## Directions
Would you pull out every line of the material that contains the string "ylabel"?

## Information shown
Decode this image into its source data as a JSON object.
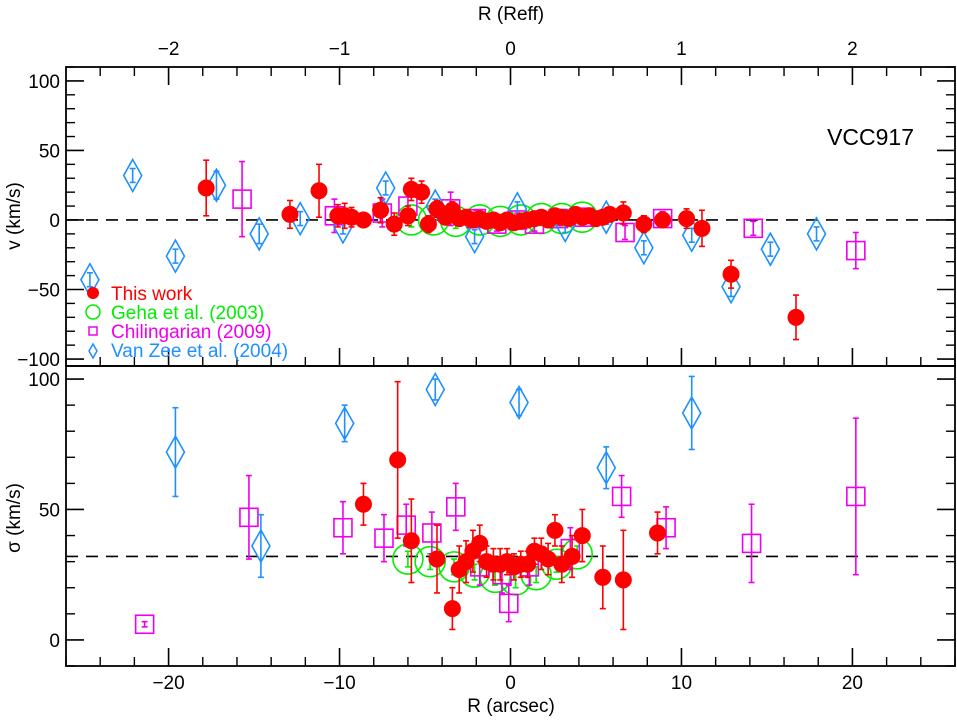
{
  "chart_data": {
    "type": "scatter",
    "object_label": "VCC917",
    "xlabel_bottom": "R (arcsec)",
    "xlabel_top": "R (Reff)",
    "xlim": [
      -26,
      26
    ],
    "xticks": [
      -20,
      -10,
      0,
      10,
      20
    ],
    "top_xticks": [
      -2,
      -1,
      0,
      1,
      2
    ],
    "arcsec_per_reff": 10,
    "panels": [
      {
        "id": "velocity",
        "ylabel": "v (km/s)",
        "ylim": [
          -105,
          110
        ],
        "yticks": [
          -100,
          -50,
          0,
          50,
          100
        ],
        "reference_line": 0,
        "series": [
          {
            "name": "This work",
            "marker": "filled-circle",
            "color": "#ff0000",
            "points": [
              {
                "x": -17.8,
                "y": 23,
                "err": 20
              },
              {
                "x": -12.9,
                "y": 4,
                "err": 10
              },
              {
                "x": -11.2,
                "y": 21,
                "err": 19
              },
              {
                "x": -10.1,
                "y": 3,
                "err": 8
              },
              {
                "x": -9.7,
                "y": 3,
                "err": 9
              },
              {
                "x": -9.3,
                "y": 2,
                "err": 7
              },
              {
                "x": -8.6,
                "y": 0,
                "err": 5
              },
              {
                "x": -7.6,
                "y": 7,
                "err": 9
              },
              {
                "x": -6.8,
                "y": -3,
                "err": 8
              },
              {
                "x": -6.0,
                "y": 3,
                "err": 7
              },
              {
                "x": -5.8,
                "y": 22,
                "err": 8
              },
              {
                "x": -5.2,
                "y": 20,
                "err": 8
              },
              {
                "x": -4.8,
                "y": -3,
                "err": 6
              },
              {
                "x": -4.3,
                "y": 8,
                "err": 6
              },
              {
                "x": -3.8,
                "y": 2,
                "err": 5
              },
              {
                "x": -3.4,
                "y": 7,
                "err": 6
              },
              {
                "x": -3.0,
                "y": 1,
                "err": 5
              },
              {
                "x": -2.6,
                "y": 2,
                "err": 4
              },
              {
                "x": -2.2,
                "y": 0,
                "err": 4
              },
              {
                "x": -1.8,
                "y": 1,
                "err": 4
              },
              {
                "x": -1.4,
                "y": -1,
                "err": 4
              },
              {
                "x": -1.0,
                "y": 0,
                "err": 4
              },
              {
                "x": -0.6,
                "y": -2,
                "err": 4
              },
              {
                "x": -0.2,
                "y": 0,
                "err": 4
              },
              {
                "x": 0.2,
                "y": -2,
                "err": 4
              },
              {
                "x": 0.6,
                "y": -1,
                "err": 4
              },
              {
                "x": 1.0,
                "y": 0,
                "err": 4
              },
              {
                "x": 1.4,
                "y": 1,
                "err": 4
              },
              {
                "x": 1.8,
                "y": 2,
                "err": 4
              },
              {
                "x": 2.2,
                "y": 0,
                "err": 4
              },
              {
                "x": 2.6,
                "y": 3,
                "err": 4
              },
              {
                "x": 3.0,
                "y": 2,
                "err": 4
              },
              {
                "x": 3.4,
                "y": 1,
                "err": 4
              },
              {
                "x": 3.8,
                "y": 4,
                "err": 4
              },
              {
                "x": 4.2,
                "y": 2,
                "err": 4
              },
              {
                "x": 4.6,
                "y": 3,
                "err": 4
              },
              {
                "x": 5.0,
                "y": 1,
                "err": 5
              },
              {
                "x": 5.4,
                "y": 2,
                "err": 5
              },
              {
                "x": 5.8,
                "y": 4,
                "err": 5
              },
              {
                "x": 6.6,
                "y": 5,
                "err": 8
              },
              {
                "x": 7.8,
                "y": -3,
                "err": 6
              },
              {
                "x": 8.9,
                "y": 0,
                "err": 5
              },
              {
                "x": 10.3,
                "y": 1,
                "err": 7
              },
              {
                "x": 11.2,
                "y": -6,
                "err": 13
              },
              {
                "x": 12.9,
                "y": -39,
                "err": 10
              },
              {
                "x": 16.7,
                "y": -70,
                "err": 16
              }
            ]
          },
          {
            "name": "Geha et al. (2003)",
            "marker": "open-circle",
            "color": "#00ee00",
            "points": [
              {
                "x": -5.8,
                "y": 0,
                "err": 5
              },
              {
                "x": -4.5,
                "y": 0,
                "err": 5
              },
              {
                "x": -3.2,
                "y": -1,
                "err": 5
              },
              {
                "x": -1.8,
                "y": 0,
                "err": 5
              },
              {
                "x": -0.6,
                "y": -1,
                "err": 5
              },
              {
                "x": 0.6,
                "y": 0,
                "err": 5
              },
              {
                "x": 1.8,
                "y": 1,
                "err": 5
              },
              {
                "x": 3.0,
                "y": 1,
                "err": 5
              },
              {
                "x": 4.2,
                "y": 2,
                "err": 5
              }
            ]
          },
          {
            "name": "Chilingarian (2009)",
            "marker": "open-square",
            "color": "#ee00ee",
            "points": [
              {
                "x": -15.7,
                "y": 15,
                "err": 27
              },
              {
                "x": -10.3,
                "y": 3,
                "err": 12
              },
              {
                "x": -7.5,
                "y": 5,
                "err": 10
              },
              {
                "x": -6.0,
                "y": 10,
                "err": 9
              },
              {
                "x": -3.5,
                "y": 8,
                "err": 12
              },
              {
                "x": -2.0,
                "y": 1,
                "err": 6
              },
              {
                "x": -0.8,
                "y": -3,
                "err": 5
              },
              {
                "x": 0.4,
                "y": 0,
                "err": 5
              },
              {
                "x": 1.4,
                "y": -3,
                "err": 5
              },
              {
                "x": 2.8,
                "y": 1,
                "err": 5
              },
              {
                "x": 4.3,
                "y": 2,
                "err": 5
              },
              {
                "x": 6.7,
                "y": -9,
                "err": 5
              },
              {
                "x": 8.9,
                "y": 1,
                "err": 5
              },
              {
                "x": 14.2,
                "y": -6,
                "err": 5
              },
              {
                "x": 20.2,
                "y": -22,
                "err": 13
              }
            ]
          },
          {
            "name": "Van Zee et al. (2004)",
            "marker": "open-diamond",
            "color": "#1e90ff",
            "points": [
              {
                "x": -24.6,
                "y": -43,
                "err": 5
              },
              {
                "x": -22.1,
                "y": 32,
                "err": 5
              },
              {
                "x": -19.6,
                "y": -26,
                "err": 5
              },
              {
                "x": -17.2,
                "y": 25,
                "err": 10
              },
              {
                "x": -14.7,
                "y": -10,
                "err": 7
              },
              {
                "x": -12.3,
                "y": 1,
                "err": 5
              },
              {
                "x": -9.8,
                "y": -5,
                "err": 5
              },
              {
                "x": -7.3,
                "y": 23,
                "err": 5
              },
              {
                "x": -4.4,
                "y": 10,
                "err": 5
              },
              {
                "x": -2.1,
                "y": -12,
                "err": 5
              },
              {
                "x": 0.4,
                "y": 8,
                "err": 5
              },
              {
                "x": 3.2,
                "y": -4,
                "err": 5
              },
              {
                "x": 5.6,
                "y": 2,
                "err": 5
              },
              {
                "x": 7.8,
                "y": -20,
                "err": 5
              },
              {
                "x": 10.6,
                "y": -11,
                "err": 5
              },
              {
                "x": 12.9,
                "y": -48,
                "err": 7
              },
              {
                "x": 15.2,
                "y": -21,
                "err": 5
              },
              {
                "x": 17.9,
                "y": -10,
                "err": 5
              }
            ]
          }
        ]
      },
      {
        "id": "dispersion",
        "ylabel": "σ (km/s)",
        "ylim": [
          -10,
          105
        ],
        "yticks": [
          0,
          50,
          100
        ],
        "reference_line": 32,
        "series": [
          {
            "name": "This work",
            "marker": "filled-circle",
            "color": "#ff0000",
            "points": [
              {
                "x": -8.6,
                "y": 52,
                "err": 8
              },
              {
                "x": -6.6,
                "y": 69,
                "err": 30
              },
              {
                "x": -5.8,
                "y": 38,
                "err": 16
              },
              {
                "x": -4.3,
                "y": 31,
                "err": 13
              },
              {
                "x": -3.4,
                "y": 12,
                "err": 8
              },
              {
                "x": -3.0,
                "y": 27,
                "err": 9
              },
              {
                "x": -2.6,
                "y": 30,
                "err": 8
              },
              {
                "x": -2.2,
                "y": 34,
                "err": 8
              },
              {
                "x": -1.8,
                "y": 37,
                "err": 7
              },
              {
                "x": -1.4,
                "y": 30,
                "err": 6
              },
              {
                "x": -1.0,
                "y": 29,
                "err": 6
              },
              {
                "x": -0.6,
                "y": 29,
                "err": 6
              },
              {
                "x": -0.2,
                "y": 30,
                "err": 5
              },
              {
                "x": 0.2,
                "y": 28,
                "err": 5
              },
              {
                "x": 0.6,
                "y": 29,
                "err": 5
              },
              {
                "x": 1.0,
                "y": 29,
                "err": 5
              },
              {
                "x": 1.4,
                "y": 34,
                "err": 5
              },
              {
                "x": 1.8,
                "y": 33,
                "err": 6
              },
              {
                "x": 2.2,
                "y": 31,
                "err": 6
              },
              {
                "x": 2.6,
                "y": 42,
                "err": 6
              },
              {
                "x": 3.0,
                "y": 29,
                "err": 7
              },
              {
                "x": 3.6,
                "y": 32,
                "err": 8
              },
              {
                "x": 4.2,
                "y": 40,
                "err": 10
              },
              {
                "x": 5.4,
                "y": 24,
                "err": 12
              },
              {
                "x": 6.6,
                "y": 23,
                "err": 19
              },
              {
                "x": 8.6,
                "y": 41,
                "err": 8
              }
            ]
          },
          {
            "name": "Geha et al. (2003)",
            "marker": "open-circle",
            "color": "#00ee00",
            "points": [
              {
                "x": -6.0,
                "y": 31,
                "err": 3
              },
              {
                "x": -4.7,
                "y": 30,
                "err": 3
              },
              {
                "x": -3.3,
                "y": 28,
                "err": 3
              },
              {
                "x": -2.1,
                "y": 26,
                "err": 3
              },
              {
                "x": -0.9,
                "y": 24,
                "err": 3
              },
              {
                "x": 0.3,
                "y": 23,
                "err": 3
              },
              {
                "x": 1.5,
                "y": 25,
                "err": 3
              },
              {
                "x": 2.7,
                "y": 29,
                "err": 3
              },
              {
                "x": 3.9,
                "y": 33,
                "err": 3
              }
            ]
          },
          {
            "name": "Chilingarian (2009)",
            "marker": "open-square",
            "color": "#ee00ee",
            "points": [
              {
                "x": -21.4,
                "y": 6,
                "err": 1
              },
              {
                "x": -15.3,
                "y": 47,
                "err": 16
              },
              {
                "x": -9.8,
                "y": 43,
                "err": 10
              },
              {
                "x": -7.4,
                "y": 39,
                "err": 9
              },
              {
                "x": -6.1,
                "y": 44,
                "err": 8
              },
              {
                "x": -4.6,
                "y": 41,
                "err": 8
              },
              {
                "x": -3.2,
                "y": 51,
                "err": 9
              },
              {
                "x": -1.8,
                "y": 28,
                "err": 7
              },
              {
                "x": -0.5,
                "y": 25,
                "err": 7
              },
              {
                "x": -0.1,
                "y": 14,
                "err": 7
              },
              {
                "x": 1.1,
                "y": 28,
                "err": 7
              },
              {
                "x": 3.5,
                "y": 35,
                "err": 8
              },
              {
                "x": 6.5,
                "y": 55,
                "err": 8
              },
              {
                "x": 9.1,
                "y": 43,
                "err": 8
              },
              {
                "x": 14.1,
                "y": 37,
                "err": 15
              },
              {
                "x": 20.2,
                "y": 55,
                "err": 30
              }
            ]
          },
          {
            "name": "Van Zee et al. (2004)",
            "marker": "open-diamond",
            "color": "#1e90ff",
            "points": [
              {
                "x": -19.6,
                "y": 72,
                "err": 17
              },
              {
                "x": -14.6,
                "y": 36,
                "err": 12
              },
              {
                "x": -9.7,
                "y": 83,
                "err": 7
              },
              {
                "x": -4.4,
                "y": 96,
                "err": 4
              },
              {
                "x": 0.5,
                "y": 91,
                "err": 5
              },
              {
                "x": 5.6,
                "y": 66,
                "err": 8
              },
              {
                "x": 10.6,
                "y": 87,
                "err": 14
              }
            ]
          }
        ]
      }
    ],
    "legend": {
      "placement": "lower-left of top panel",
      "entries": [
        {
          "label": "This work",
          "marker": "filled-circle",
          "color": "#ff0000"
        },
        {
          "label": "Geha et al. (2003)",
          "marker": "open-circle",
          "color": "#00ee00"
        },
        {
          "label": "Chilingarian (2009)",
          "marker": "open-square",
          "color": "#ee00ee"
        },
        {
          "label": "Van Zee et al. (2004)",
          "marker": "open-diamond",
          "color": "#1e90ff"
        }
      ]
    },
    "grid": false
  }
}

==

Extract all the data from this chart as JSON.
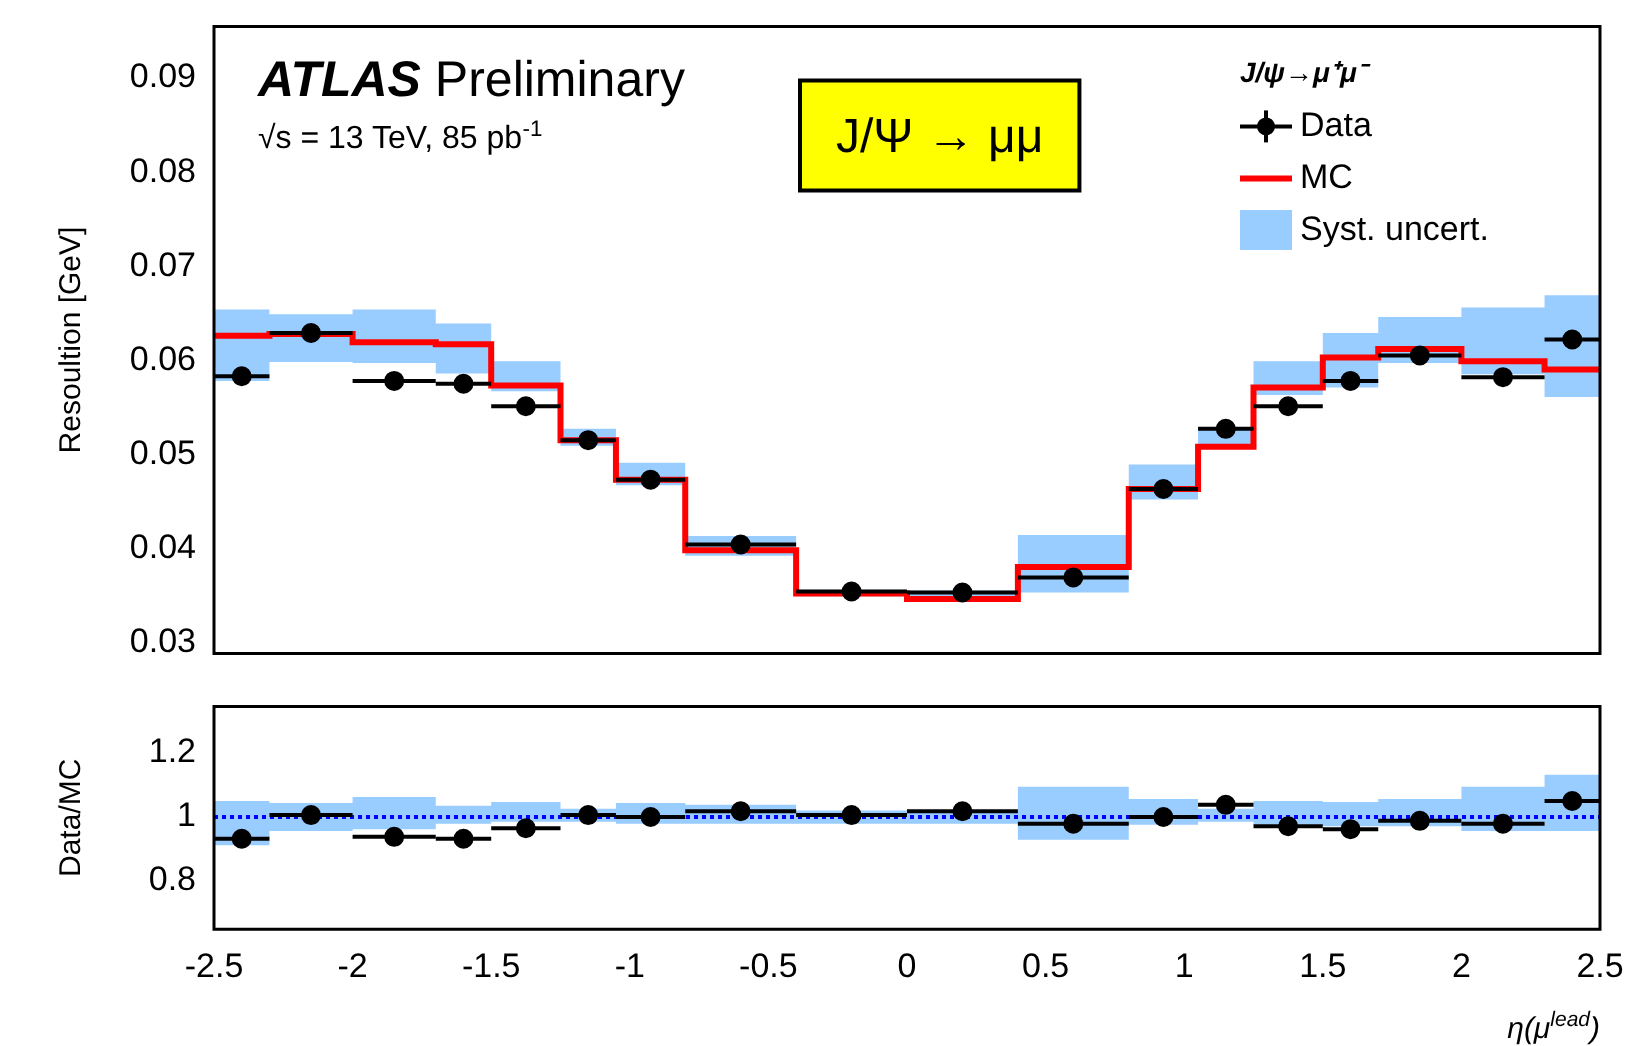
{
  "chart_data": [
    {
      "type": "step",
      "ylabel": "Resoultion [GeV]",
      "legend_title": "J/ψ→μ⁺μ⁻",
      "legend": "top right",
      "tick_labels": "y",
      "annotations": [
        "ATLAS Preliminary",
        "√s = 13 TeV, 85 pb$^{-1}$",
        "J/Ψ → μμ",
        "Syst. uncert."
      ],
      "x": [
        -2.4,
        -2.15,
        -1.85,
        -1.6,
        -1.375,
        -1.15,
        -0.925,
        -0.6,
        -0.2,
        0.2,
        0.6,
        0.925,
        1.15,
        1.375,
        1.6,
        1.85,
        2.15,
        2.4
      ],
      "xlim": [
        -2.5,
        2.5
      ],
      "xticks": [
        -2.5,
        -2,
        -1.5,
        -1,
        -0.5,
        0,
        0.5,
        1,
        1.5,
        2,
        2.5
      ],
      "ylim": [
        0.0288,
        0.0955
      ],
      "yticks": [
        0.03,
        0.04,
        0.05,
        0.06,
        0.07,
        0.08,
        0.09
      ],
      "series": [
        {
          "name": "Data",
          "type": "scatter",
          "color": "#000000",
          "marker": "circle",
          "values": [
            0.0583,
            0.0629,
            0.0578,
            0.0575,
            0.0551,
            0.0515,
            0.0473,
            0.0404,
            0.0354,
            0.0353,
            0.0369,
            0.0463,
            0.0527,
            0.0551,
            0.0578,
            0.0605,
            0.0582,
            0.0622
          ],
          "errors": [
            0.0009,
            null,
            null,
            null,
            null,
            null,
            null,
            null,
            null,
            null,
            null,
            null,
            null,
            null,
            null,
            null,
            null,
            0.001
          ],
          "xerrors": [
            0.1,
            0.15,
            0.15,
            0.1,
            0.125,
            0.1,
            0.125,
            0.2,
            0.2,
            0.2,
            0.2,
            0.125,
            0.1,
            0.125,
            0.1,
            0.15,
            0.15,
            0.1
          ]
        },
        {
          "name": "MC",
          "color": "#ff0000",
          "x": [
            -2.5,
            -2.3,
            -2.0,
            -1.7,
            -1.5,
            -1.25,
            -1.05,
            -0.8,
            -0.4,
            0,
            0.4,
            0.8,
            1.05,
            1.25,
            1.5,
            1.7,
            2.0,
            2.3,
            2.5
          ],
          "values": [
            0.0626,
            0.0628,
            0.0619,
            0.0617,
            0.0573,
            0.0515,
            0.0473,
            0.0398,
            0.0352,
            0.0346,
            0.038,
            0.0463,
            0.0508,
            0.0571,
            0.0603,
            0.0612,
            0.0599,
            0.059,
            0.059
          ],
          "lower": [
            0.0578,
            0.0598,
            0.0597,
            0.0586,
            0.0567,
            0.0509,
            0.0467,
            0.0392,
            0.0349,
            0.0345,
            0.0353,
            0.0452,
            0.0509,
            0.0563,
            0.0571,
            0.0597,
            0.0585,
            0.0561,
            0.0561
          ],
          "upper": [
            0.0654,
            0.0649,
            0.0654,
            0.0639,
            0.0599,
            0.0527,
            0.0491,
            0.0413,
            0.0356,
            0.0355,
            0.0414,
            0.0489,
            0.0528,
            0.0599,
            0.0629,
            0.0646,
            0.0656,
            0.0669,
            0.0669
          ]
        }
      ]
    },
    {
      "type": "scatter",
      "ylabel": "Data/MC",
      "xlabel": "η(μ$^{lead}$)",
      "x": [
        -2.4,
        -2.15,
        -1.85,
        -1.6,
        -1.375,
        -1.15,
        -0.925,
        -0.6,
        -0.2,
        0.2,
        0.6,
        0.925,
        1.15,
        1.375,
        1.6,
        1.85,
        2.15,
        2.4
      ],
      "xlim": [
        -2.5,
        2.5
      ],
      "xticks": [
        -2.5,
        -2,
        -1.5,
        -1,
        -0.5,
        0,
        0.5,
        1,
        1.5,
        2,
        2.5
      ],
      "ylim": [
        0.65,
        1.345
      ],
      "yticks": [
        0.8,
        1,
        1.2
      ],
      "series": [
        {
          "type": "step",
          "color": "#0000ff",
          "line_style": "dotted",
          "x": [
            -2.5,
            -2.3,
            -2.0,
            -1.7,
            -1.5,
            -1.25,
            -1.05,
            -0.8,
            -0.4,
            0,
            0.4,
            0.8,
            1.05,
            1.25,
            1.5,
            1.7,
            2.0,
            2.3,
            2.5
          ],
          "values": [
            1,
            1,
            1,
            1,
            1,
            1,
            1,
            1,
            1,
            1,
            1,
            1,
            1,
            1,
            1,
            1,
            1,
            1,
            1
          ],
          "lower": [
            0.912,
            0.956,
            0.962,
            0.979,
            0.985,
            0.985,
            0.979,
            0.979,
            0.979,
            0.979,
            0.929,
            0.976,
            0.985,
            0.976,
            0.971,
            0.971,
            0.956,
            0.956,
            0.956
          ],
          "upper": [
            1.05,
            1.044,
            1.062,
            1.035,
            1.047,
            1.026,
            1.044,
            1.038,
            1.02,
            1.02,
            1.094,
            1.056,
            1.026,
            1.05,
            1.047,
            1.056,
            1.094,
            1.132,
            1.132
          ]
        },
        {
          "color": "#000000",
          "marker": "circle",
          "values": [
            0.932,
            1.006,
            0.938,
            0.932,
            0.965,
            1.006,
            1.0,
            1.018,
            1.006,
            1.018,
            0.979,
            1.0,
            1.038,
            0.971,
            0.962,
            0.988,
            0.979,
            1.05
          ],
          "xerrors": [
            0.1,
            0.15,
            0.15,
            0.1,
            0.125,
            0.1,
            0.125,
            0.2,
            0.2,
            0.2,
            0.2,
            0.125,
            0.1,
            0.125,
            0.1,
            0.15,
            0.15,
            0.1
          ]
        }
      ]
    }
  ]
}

## Completed exercise
        "ylabel": "v (km/s)",
        "ylabel": "σ (km/s)",
      "ylabel": "Resoultion [GeV]",
      "ylabel": "Data/MC",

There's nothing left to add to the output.